'''

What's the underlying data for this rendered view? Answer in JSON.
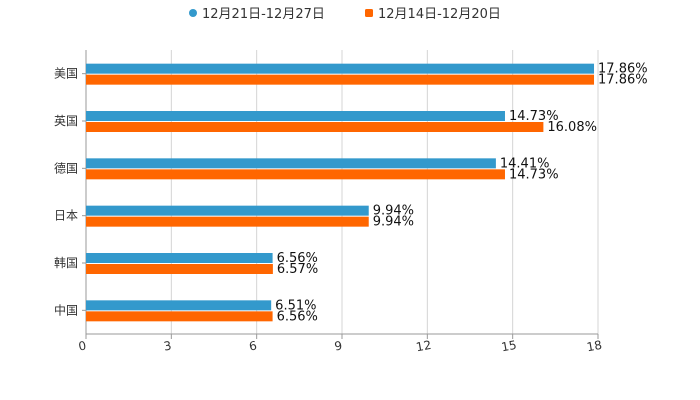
{
  "chart_data": {
    "type": "bar",
    "orientation": "horizontal",
    "categories": [
      "美国",
      "英国",
      "德国",
      "日本",
      "韩国",
      "中国"
    ],
    "series": [
      {
        "name": "12月21日-12月27日",
        "color": "#3399cc",
        "values": [
          17.86,
          14.73,
          14.41,
          9.94,
          6.56,
          6.51
        ],
        "labels": [
          "17.86%",
          "14.73%",
          "14.41%",
          "9.94%",
          "6.56%",
          "6.51%"
        ]
      },
      {
        "name": "12月14日-12月20日",
        "color": "#ff6600",
        "values": [
          17.86,
          16.08,
          14.73,
          9.94,
          6.57,
          6.56
        ],
        "labels": [
          "17.86%",
          "16.08%",
          "14.73%",
          "9.94%",
          "6.57%",
          "6.56%"
        ]
      }
    ],
    "xticks": [
      "0",
      "3",
      "6",
      "9",
      "12",
      "15",
      "18"
    ],
    "xlim": [
      0,
      18
    ],
    "legend_position": "top-center",
    "grid": true
  }
}
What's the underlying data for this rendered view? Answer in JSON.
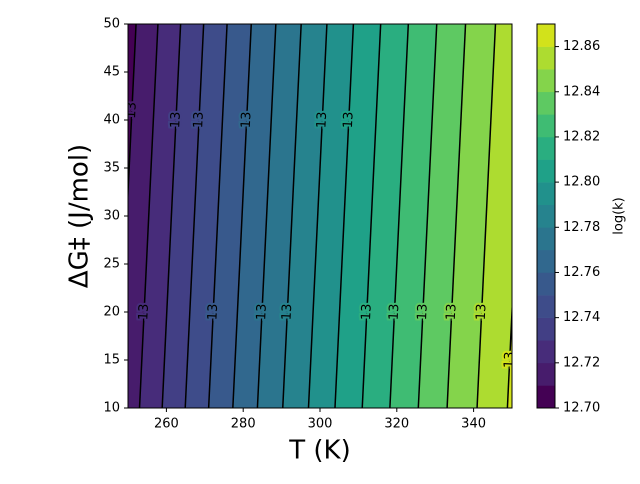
{
  "chart_data": {
    "type": "contourf",
    "xlabel": "T (K)",
    "ylabel": "ΔG‡ (J/mol)",
    "colorbar_label": "log(k)",
    "xlim": [
      250,
      350
    ],
    "ylim": [
      10,
      50
    ],
    "xticks": [
      260,
      280,
      300,
      320,
      340
    ],
    "yticks": [
      10,
      15,
      20,
      25,
      30,
      35,
      40,
      45,
      50
    ],
    "levels": [
      12.7,
      12.71,
      12.72,
      12.73,
      12.74,
      12.75,
      12.76,
      12.77,
      12.78,
      12.79,
      12.8,
      12.81,
      12.82,
      12.83,
      12.84,
      12.85,
      12.86,
      12.87
    ],
    "colors": [
      "#440154",
      "#471c6c",
      "#472c7a",
      "#423f85",
      "#3e4c8a",
      "#38598c",
      "#31688e",
      "#2b758e",
      "#26838e",
      "#21918c",
      "#1fa188",
      "#2aae80",
      "#3fbc73",
      "#5ec962",
      "#84d44b",
      "#addc30",
      "#d2e21b"
    ],
    "colorbar_ticks": [
      {
        "value": 12.7,
        "label": "12.70"
      },
      12.72,
      12.74,
      12.76,
      12.78,
      {
        "value": 12.8,
        "label": "12.80"
      },
      12.82,
      12.84,
      12.86
    ],
    "contour_lines": [
      {
        "x": [
          247.3,
          252.1
        ],
        "y": [
          10,
          50
        ],
        "label": "13"
      },
      {
        "x": [
          253.0,
          257.8
        ],
        "y": [
          10,
          50
        ],
        "label": "13"
      },
      {
        "x": [
          258.9,
          263.7
        ],
        "y": [
          10,
          50
        ],
        "label": "13"
      },
      {
        "x": [
          264.9,
          269.7
        ],
        "y": [
          10,
          50
        ],
        "label": "13"
      },
      {
        "x": [
          271.0,
          275.8
        ],
        "y": [
          10,
          50
        ],
        "label": "13"
      },
      {
        "x": [
          277.3,
          282.1
        ],
        "y": [
          10,
          50
        ],
        "label": "13"
      },
      {
        "x": [
          283.7,
          288.5
        ],
        "y": [
          10,
          50
        ],
        "label": "13"
      },
      {
        "x": [
          290.3,
          295.1
        ],
        "y": [
          10,
          50
        ],
        "label": "13"
      },
      {
        "x": [
          297.0,
          301.8
        ],
        "y": [
          10,
          50
        ],
        "label": "13"
      },
      {
        "x": [
          303.9,
          308.7
        ],
        "y": [
          10,
          50
        ],
        "label": "13"
      },
      {
        "x": [
          311.0,
          315.8
        ],
        "y": [
          10,
          50
        ],
        "label": "13"
      },
      {
        "x": [
          318.2,
          323.0
        ],
        "y": [
          10,
          50
        ],
        "label": "13"
      },
      {
        "x": [
          325.6,
          330.4
        ],
        "y": [
          10,
          50
        ],
        "label": "13"
      },
      {
        "x": [
          333.1,
          337.9
        ],
        "y": [
          10,
          50
        ],
        "label": "13"
      },
      {
        "x": [
          340.9,
          345.7
        ],
        "y": [
          10,
          50
        ],
        "label": "13"
      },
      {
        "x": [
          348.8,
          353.6
        ],
        "y": [
          10,
          50
        ],
        "label": "13"
      }
    ]
  }
}
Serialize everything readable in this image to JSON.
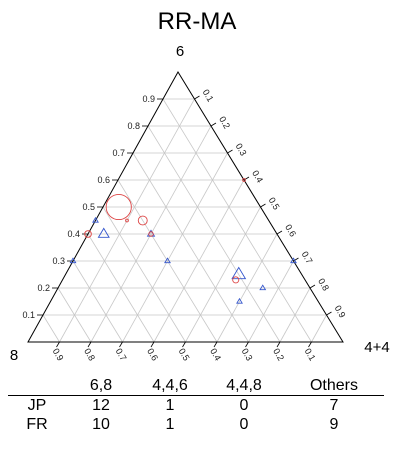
{
  "chart_data": {
    "type": "ternary",
    "title": "RR-MA",
    "vertices": {
      "top": "6",
      "left": "8",
      "right": "4+4"
    },
    "ticks": {
      "left_edge": [
        "0.1",
        "0.2",
        "0.3",
        "0.4",
        "0.5",
        "0.6",
        "0.7",
        "0.8",
        "0.9"
      ],
      "right_edge": [
        "0.1",
        "0.2",
        "0.3",
        "0.4",
        "0.5",
        "0.6",
        "0.7",
        "0.8",
        "0.9"
      ],
      "bottom_edge": [
        "0.9",
        "0.8",
        "0.7",
        "0.6",
        "0.5",
        "0.4",
        "0.3",
        "0.2",
        "0.1"
      ]
    },
    "grid": true,
    "series": [
      {
        "marker": "triangle",
        "color": "#3355cc",
        "points": [
          {
            "top": 0.45,
            "right": 0.0,
            "size": 1
          },
          {
            "top": 0.4,
            "right": 0.05,
            "size": 2
          },
          {
            "top": 0.3,
            "right": 0.0,
            "size": 1
          },
          {
            "top": 0.3,
            "right": 0.3,
            "size": 1
          },
          {
            "top": 0.4,
            "right": 0.2,
            "size": 1.3
          },
          {
            "top": 0.25,
            "right": 0.55,
            "size": 2.5
          },
          {
            "top": 0.15,
            "right": 0.6,
            "size": 1
          },
          {
            "top": 0.2,
            "right": 0.65,
            "size": 1
          },
          {
            "top": 0.3,
            "right": 0.7,
            "size": 1
          }
        ]
      },
      {
        "marker": "circle",
        "color": "#dd4444",
        "points": [
          {
            "top": 0.5,
            "right": 0.05,
            "size": 4.5
          },
          {
            "top": 0.45,
            "right": 0.15,
            "size": 1.6
          },
          {
            "top": 0.4,
            "right": 0.0,
            "size": 1.2
          },
          {
            "top": 0.4,
            "right": 0.2,
            "size": 0.8
          },
          {
            "top": 0.45,
            "right": 0.1,
            "size": 0.5
          },
          {
            "top": 0.6,
            "right": 0.4,
            "size": 0.5
          },
          {
            "top": 0.23,
            "right": 0.55,
            "size": 1.1
          }
        ]
      }
    ]
  },
  "table": {
    "headers": [
      "6,8",
      "4,4,6",
      "4,4,8",
      "Others"
    ],
    "rows": [
      {
        "label": "JP",
        "values": [
          "12",
          "1",
          "0",
          "7"
        ]
      },
      {
        "label": "FR",
        "values": [
          "10",
          "1",
          "0",
          "9"
        ]
      }
    ]
  }
}
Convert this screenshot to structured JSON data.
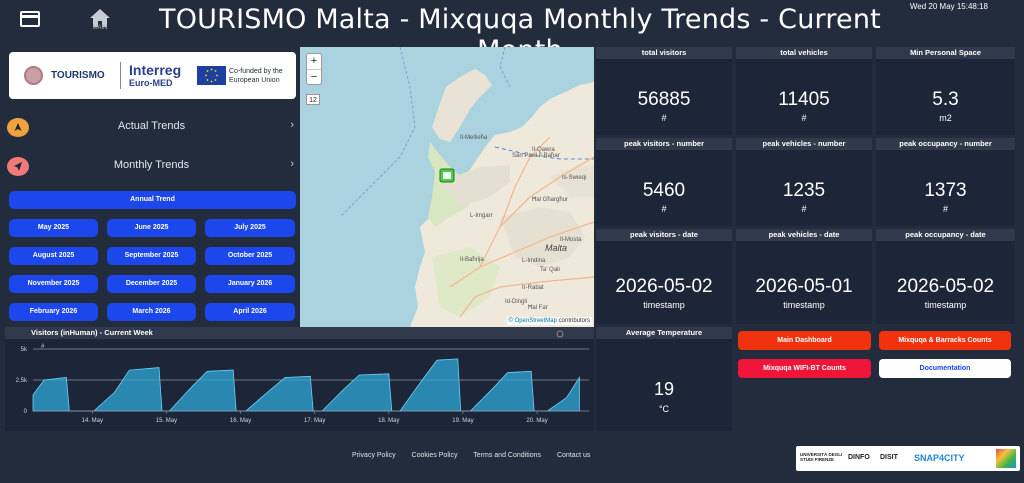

'''

Exercise task:
Reproduce the data verbatim. Do not carry any picture into the copy.

Solution to the problem:
What's the underlying data for this rendered view? Answer in JSON.
{
  "chart_data": {
    "type": "bar",
    "orientation": "horizontal",
    "categories": [
      "美国",
      "英国",
      "德国",
      "日本",
      "韩国",
      "中国"
    ],
    "series": [
      {
        "name": "12月21日-12月27日",
        "color": "#3399cc",
        "values": [
          17.86,
          14.73,
          14.41,
          9.94,
          6.56,
          6.51
        ],
        "labels": [
          "17.86%",
          "14.73%",
          "14.41%",
          "9.94%",
          "6.56%",
          "6.51%"
        ]
      },
      {
        "name": "12月14日-12月20日",
        "color": "#ff6600",
        "values": [
          17.86,
          16.08,
          14.73,
          9.94,
          6.57,
          6.56
        ],
        "labels": [
          "17.86%",
          "16.08%",
          "14.73%",
          "9.94%",
          "6.57%",
          "6.56%"
        ]
      }
    ],
    "xticks": [
      "0",
      "3",
      "6",
      "9",
      "12",
      "15",
      "18"
    ],
    "xlim": [
      0,
      18
    ],
    "legend_position": "top-center",
    "grid": true
  }
}
What's the underlying data for this rendered view? Answer in JSON.
{
  "chart_data": {
    "type": "contourf",
    "xlabel": "T (K)",
    "ylabel": "ΔG‡ (J/mol)",
    "colorbar_label": "log(k)",
    "xlim": [
      250,
      350
    ],
    "ylim": [
      10,
      50
    ],
    "xticks": [
      260,
      280,
      300,
      320,
      340
    ],
    "yticks": [
      10,
      15,
      20,
      25,
      30,
      35,
      40,
      45,
      50
    ],
    "levels": [
      12.7,
      12.71,
      12.72,
      12.73,
      12.74,
      12.75,
      12.76,
      12.77,
      12.78,
      12.79,
      12.8,
      12.81,
      12.82,
      12.83,
      12.84,
      12.85,
      12.86,
      12.87
    ],
    "colors": [
      "#440154",
      "#471c6c",
      "#472c7a",
      "#423f85",
      "#3e4c8a",
      "#38598c",
      "#31688e",
      "#2b758e",
      "#26838e",
      "#21918c",
      "#1fa188",
      "#2aae80",
      "#3fbc73",
      "#5ec962",
      "#84d44b",
      "#addc30",
      "#d2e21b"
    ],
    "colorbar_ticks": [
      {
        "value": 12.7,
        "label": "12.70"
      },
      12.72,
      12.74,
      12.76,
      12.78,
      {
        "value": 12.8,
        "label": "12.80"
      },
      12.82,
      12.84,
      12.86
    ],
    "contour_lines": [
      {
        "x": [
          247.3,
          252.1
        ],
        "y": [
          10,
          50
        ],
        "label": "13"
      },
      {
        "x": [
          253.0,
          257.8
        ],
        "y": [
          10,
          50
        ],
        "label": "13"
      },
      {
        "x": [
          258.9,
          263.7
        ],
        "y": [
          10,
          50
        ],
        "label": "13"
      },
      {
        "x": [
          264.9,
          269.7
        ],
        "y": [
          10,
          50
        ],
        "label": "13"
      },
      {
        "x": [
          271.0,
          275.8
        ],
        "y": [
          10,
          50
        ],
        "label": "13"
      },
      {
        "x": [
          277.3,
          282.1
        ],
        "y": [
          10,
          50
        ],
        "label": "13"
      },
      {
        "x": [
          283.7,
          288.5
        ],
        "y": [
          10,
          50
        ],
        "label": "13"
      },
      {
        "x": [
          290.3,
          295.1
        ],
        "y": [
          10,
          50
        ],
        "label": "13"
      },
      {
        "x": [
          297.0,
          301.8
        ],
        "y": [
          10,
          50
        ],
        "label": "13"
      },
      {
        "x": [
          303.9,
          308.7
        ],
        "y": [
          10,
          50
        ],
        "label": "13"
      },
      {
        "x": [
          311.0,
          315.8
        ],
        "y": [
          10,
          50
        ],
        "label": "13"
      },
      {
        "x": [
          318.2,
          323.0
        ],
        "y": [
          10,
          50
        ],
        "label": "13"
      },
      {
        "x": [
          325.6,
          330.4
        ],
        "y": [
          10,
          50
        ],
        "label": "13"
      },
      {
        "x": [
          333.1,
          337.9
        ],
        "y": [
          10,
          50
        ],
        "label": "13"
      },
      {
        "x": [
          340.9,
          345.7
        ],
        "y": [
          10,
          50
        ],
        "label": "13"
      },
      {
        "x": [
          348.8,
          353.6
        ],
        "y": [
          10,
          50
        ],
        "label": "13"
      }
    ]
  }
}
Serialize everything readable in this image to JSON.
{
  "chart_data": {
    "type": "ternary",
    "title": "RR-MA",
    "vertices": {
      "top": "6",
      "left": "8",
      "right": "4+4"
    },
    "ticks": {
      "left_edge": [
        "0.1",
        "0.2",
        "0.3",
        "0.4",
        "0.5",
        "0.6",
        "0.7",
        "0.8",
        "0.9"
      ],
      "right_edge": [
        "0.1",
        "0.2",
        "0.3",
        "0.4",
        "0.5",
        "0.6",
        "0.7",
        "0.8",
        "0.9"
      ],
      "bottom_edge": [
        "0.9",
        "0.8",
        "0.7",
        "0.6",
        "0.5",
        "0.4",
        "0.3",
        "0.2",
        "0.1"
      ]
    },
    "grid": true,
    "series": [
      {
        "marker": "triangle",
        "color": "#3355cc",
        "points": [
          {
            "top": 0.45,
            "right": 0.0,
            "size": 1
          },
          {
            "top": 0.4,
            "right": 0.05,
            "size": 2
          },
          {
            "top": 0.3,
            "right": 0.0,
            "size": 1
          },
          {
            "top": 0.3,
            "right": 0.3,
            "size": 1
          },
          {
            "top": 0.4,
            "right": 0.2,
            "size": 1.3
          },
          {
            "top": 0.25,
            "right": 0.55,
            "size": 2.5
          },
          {
            "top": 0.15,
            "right": 0.6,
            "size": 1
          },
          {
            "top": 0.2,
            "right": 0.65,
            "size": 1
          },
          {
            "top": 0.3,
            "right": 0.7,
            "size": 1
          }
        ]
      },
      {
        "marker": "circle",
        "color": "#dd4444",
        "points": [
          {
            "top": 0.5,
            "right": 0.05,
            "size": 4.5
          },
          {
            "top": 0.45,
            "right": 0.15,
            "size": 1.6
          },
          {
            "top": 0.4,
            "right": 0.0,
            "size": 1.2
          },
          {
            "top": 0.4,
            "right": 0.2,
            "size": 0.8
          },
          {
            "top": 0.45,
            "right": 0.1,
            "size": 0.5
          },
          {
            "top": 0.6,
            "right": 0.4,
            "size": 0.5
          },
          {
            "top": 0.23,
            "right": 0.55,
            "size": 1.1
          }
        ]
      }
    ]
  },
  "table": {
    "headers": [
      "6,8",
      "4,4,6",
      "4,4,8",
      "Others"
    ],
    "rows": [
      {
        "label": "JP",
        "values": [
          "12",
          "1",
          "0",
          "7"
        ]
      },
      {
        "label": "FR",
        "values": [
          "10",
          "1",
          "0",
          "9"
        ]
      }
    ]
  }
}
Convert this screenshot to structured JSON data.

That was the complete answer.